**PROVIDED PASSAGE**
"""

Theresa May has tried to take a hardline stance on the Skripal’s poisoning. Immediately after the incident, she and her government accused Russia of being behind the attack. According to May, Russia believes it can murder its former citizens on British territory “with impunity.”

If Russia is behind the attack, it would not be without precedent. The incident itself recalls the 2006 assassination of former FSB officer Alexandr Litvinenko by means of radioactive polonium. A recent investigative report by Buzzfeed identifies 14 attacks on individuals with old ties to the Kremlin in recent years, although none were directly attributed to Moscow. More pertinently, the British military laboratory Porton Downs has identified the nerve agent as a member of the family of substances called “Novichok.” These nerve agents were developed in the USSR to evade UN restrictions on chemical weapons and to be undetectable by sensing technology. The nerve agent is easy to transport relative to its toxicity because it can be stored as two non-volatile component compounds that are later synthesized. In light of these findings, it seems highly plausible that Russia is behind the attack.

Plausibility, however, is not enough to support a conviction. Britain’s reaction to the crisis has been dogged by its tendency to overzealously substitute certainty for suspicion. First, direct accusations against Russia have left leaders looking ill-informed. Theresa May’s tough stance was blunt, but not obtuse; it can be understood as an attempt to avoid looking weak, as was the case when Britain failed to act when the 2006 Litvinenko poisoning led back to Russia. However, a line was crossed when Boris Johnson echoed her statements but went a step too far and left no room for doubt, saying that the nerve agent “categorically” came from Russia. In fact, a statement from  Porton Downs, the military laboratory testing the substance, says that that the laboratory cannot be certain of the chemical’s origin. As the BBC writes, the statements left Johnson with “egg on his face.”

Russian Foreign Minister Sergei Lavrov Credits: en.kremlin.ru

Russian media, alongside Foreign minister Sergei Lavrov, were quick to take advantage of the incohesion in Britain’s public reaction. For example, the deletion of a Foreign Office tweet asserting Russian culpability and Labour leader Jeremy Corbyn’s attacks on Boris Johnson’s premature statements have made the British position look disorganized at best and unfounded at worst. The Russian media’s message has been that the backtracking on original claims is proof that Britain was originally mistaken about Russian culpability.

"""

**WHAT IS EXPECTED**
Continue the article on the Skripal poisoning from the point where it stops. The records come from a different source than the article on the Skripal poisoning.

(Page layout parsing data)
"""

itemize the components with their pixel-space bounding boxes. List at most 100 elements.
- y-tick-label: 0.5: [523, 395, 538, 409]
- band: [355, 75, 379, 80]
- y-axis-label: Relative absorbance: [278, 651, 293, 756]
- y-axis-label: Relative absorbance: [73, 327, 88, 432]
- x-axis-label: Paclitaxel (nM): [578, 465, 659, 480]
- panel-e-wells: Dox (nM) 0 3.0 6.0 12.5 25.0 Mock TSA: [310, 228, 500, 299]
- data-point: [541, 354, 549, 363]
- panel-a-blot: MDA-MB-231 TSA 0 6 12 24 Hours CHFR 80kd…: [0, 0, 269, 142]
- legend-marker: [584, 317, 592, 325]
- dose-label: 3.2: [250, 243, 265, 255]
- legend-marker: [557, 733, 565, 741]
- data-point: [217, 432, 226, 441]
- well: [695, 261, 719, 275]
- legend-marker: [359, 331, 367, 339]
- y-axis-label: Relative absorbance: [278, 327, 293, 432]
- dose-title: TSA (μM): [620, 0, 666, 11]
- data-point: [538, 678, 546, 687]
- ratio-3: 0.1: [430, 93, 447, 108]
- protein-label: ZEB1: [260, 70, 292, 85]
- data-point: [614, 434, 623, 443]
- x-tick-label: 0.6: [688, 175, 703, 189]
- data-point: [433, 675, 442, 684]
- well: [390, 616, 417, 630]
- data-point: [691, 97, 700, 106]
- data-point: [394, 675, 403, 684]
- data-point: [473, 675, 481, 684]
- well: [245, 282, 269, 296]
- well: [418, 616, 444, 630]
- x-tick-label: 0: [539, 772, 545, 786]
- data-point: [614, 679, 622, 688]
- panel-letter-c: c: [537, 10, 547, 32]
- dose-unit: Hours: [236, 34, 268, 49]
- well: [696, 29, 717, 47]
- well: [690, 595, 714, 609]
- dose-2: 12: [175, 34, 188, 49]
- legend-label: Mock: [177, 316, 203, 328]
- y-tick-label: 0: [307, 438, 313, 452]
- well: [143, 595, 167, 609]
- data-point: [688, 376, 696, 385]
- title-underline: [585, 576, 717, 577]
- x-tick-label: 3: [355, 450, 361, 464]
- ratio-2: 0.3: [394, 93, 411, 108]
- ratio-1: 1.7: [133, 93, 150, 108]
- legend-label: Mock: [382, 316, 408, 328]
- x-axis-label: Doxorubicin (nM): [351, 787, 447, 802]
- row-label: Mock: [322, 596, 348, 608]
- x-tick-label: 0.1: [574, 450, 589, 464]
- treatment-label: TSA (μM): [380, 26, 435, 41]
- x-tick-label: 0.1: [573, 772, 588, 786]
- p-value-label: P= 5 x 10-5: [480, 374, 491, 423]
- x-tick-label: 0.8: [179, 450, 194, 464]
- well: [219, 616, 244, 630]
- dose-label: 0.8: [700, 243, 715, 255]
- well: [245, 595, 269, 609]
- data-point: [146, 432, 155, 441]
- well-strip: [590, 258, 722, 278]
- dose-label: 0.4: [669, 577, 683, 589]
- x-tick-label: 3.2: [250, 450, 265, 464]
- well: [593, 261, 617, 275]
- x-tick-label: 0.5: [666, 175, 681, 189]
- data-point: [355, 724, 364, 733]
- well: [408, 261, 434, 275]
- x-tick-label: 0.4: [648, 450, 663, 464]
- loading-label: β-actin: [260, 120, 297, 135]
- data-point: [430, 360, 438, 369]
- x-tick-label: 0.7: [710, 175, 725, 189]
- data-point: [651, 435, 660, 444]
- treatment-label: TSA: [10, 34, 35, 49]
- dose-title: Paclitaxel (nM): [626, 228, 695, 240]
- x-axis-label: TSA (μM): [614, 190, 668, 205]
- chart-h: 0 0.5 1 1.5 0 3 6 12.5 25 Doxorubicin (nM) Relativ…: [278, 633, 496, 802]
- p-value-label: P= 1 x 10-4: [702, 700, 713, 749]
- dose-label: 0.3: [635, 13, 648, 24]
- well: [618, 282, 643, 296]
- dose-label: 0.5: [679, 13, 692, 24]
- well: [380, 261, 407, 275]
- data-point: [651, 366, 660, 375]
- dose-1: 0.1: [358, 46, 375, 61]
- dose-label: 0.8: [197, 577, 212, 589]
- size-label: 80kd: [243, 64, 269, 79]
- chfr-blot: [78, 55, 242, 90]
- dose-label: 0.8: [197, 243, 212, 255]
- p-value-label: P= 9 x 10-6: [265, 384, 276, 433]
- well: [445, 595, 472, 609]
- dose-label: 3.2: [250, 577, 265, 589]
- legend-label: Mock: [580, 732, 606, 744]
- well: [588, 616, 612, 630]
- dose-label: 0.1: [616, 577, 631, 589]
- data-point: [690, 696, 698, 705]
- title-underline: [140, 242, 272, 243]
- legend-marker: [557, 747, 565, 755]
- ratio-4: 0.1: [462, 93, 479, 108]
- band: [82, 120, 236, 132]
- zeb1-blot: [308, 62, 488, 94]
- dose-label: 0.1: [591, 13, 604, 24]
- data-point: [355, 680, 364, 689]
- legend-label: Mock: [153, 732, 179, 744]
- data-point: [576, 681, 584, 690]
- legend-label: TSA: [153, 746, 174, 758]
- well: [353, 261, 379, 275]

"""

**RESULT OF THIS EXERCISE**
Besides speaking to soon, Britain responded by gutting diplomatic relations in a theatrical display of reaction rather than hitting Russia where it matters. The diplomatic crisis in which UK diplomats were withdrawn from Russia and Russian diplomats from the UK was a spectacle that realistically puts little pressure on Russia. If May insists on taking action, she needs to use the strategy she herself has said would be the most effective: freezing the assets of wealthy, corrupt Russian oligarchs in the UK. London has a reputation for its “no-questions-asked” attitude towards foreign money that’s made it a haven for foreign tycoons. This is the decisive action Britain failed to take after Litvinenko’s murder, and is failing to take again. This move would strike at the heart of the Russian oligarch class and put real pressure on political elites to reconsider murders on British soil. As strategist Timothy Ash told CNN, “I’d say the bulk of Russian wealth goes through London in one way or another,”

Given Brexit negotiations’ effects on the current political climate, it makes sense that May wouldn’t be willing to risk the economic relationships that support both London and the British economy. Not only does foreign investment buoy London’s growth, but trade between the UK and Russia is worth 14 billion per year, and British oil company BP has a 20 percent stake in Russia’s state-owned oil company, Rosneft. Although it’s the best card May holds, it will admittedly be difficult to play. That said, her choice to gut the diplomatic corps that would have insulated such a move is a step backwards. If Britain wants to make the bold assertion that Russia is indubitable to blame for the attacks, they ought to at least back it up with an effective policy. Right now, they’re talking loudly and carrying a twig.